(Stored data entries)
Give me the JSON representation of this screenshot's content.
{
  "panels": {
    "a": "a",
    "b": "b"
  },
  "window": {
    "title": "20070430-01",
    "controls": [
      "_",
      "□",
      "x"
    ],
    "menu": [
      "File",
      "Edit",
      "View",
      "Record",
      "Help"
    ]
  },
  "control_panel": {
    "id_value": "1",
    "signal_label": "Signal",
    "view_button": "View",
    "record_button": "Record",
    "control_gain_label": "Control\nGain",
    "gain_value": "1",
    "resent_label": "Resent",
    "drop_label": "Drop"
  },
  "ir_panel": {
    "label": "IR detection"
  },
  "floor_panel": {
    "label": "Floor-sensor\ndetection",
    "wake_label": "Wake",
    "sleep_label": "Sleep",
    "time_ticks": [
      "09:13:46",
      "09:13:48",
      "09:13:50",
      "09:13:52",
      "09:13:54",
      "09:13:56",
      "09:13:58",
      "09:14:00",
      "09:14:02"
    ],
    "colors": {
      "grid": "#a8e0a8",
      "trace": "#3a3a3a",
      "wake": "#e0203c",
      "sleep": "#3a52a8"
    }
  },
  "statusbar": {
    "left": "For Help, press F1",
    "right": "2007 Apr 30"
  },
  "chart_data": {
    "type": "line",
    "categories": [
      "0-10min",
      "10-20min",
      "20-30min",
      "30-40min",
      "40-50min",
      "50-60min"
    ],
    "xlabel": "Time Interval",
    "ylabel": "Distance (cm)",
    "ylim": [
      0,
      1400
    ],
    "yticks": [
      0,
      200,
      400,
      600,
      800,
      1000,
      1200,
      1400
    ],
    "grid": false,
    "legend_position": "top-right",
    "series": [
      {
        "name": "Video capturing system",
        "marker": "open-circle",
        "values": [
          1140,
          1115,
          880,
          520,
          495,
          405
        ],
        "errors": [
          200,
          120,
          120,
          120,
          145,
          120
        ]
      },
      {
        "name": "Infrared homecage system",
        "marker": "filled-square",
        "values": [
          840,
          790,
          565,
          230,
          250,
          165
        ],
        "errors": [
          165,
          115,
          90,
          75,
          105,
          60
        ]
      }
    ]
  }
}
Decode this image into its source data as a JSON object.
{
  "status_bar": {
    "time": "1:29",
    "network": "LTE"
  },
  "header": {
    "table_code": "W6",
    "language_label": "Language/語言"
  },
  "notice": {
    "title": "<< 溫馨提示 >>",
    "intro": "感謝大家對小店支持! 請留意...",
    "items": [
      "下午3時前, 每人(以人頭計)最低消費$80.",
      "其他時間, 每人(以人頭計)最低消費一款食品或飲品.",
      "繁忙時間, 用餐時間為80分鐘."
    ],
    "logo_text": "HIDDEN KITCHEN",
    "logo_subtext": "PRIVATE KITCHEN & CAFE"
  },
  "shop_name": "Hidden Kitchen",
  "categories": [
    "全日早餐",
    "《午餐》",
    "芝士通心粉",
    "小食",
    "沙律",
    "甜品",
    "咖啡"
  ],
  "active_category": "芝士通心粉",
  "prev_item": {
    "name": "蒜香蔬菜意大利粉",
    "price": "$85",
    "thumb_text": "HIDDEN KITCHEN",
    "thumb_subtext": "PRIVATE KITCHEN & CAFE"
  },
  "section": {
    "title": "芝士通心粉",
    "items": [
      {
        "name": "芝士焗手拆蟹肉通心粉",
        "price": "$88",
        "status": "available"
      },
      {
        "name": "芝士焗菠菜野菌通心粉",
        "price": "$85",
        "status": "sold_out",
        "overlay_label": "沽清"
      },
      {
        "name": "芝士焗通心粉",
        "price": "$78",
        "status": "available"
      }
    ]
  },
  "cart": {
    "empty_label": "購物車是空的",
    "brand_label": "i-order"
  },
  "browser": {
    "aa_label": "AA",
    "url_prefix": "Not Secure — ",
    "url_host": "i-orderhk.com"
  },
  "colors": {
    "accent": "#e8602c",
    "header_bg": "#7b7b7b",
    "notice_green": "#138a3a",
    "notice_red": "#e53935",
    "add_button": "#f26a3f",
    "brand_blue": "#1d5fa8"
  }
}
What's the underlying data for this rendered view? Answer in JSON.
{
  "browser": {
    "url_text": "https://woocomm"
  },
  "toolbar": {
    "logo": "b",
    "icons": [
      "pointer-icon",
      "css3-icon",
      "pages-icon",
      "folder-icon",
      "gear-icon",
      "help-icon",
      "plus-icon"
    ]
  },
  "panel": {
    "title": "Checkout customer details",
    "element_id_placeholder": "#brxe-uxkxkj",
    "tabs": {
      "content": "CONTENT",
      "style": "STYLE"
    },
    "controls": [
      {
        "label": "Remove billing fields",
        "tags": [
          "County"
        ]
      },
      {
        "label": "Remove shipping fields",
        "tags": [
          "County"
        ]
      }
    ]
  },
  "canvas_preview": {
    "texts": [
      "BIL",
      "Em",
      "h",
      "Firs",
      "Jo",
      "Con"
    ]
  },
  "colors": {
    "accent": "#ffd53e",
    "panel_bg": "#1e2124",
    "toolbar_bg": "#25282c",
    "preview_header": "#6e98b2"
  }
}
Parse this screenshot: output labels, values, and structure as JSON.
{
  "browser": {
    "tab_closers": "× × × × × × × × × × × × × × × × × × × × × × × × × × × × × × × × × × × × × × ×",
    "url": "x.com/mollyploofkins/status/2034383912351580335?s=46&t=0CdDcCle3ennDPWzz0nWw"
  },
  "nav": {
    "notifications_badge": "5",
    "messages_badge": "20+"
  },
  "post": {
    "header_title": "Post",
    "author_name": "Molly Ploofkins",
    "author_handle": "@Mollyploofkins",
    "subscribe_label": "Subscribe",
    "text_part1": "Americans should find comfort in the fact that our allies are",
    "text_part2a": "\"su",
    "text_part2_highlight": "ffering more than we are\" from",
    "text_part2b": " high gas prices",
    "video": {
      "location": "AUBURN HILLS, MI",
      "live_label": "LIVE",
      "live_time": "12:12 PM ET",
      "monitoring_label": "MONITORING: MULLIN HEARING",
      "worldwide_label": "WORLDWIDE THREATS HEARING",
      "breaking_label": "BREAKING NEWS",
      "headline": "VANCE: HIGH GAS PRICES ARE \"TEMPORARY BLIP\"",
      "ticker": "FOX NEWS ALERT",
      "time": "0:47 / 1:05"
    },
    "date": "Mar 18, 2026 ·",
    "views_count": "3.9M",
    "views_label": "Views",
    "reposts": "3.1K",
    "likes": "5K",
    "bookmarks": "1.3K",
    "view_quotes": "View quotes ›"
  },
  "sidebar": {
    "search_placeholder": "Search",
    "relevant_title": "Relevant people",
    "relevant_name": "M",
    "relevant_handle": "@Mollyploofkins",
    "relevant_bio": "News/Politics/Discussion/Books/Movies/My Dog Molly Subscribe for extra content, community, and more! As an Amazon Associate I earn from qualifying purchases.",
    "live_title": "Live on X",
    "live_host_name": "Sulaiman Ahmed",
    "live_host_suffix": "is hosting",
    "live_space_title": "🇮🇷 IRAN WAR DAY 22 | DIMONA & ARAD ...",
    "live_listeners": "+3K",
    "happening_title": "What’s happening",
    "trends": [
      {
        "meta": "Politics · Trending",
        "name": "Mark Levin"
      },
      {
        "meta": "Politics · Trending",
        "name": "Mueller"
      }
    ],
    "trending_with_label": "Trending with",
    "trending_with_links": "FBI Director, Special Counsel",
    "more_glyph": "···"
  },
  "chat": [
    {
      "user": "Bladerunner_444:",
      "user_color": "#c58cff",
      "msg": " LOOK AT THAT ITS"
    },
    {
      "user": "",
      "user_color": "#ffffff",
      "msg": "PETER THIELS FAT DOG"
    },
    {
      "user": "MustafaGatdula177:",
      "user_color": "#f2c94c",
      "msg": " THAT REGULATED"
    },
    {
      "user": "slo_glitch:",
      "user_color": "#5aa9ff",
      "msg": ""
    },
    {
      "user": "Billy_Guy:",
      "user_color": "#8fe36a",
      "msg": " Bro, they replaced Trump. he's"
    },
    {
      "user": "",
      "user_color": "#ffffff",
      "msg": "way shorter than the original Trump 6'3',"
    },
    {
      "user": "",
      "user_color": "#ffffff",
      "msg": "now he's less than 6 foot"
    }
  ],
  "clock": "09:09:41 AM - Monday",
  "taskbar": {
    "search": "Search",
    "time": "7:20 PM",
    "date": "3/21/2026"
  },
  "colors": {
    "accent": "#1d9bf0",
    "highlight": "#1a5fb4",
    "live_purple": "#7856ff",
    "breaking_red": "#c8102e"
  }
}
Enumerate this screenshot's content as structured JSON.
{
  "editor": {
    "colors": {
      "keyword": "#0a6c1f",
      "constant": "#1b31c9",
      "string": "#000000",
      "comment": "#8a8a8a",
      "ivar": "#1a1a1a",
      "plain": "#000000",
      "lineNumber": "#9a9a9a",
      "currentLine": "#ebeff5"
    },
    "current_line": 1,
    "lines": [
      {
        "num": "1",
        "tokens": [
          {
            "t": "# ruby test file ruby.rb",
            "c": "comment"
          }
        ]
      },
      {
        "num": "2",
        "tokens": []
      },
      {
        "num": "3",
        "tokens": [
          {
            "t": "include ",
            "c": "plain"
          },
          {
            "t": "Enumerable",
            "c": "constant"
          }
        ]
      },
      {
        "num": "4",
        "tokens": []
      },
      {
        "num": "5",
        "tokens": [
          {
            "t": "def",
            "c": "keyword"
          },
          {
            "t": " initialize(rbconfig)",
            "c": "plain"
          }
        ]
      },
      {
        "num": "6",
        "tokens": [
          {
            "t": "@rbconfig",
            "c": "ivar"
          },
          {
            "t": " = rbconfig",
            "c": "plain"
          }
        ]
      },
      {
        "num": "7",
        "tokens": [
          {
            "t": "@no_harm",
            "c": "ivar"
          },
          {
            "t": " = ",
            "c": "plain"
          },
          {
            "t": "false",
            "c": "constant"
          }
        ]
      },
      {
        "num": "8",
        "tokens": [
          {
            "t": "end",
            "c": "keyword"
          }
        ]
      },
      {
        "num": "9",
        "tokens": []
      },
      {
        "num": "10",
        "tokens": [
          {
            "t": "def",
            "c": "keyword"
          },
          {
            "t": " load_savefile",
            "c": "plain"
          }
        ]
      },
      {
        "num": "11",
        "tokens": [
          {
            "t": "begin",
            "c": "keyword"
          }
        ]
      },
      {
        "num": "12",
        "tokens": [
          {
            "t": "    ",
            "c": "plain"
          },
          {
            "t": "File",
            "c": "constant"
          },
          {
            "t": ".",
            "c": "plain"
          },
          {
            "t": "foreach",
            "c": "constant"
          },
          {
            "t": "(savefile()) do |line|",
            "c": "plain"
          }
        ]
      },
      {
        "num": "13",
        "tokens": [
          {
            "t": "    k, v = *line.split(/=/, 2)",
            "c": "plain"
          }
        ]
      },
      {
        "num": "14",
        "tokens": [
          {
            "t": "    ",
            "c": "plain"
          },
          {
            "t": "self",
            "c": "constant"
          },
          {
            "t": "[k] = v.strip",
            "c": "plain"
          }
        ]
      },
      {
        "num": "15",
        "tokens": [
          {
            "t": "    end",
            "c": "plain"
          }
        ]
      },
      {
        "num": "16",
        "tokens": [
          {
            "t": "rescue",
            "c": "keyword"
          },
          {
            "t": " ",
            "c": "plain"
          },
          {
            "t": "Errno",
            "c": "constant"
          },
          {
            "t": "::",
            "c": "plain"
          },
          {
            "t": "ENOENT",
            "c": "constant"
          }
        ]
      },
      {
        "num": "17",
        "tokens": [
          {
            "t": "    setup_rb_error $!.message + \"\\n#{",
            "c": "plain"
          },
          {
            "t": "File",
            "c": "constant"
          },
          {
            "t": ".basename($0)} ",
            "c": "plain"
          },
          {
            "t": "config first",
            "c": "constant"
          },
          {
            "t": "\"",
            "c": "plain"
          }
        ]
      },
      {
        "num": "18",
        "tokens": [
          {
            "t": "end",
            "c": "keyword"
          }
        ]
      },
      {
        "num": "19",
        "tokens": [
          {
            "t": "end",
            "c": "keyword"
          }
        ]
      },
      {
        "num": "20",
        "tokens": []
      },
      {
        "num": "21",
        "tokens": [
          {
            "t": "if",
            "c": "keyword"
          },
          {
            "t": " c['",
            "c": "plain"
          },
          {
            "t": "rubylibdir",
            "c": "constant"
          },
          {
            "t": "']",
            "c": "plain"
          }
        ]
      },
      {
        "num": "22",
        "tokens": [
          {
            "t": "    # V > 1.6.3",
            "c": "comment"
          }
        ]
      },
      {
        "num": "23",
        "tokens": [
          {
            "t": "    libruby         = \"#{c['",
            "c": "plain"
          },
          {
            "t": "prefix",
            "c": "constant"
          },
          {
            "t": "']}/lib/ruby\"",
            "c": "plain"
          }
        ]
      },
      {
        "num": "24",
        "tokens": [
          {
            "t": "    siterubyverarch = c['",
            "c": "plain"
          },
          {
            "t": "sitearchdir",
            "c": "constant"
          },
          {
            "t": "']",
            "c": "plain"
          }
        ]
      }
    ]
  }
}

## Given exercise
Copy out every line in the entries above that holds "Remove".

## Task answer
        "label": "Remove billing fields",
        "label": "Remove shipping fields",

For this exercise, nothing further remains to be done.